* What you should do
Check each line of the records for "caption"; collect those that have it.

* Material provided
* Start *
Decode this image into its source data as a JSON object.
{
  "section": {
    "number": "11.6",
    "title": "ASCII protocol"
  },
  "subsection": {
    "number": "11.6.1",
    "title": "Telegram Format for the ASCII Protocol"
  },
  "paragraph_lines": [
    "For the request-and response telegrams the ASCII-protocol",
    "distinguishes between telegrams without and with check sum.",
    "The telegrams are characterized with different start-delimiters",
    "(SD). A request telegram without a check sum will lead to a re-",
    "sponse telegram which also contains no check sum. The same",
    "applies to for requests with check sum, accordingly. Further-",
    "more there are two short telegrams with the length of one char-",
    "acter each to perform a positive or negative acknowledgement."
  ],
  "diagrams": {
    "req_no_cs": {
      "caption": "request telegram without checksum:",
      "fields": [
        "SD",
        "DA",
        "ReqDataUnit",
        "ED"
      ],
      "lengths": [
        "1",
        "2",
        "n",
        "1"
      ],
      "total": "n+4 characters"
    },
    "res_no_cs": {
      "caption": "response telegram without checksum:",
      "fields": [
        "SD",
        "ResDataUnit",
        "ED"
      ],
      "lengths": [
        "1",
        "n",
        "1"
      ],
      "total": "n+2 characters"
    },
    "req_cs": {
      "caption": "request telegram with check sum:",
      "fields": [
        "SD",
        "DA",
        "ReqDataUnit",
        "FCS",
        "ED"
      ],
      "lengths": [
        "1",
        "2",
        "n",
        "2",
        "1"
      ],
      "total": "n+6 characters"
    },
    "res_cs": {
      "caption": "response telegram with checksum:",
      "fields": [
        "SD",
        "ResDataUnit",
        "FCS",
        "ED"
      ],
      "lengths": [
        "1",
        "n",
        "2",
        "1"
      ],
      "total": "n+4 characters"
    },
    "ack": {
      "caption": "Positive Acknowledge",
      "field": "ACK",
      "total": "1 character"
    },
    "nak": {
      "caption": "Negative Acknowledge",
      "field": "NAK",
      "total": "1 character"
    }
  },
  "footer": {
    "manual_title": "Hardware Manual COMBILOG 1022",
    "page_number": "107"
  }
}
* End *
* Solution to this problem
      "caption": "request telegram without checksum:",
      "caption": "response telegram without checksum:",
      "caption": "request telegram with check sum:",
      "caption": "response telegram with checksum:",
      "caption": "Positive Acknowledge",
      "caption": "Negative Acknowledge",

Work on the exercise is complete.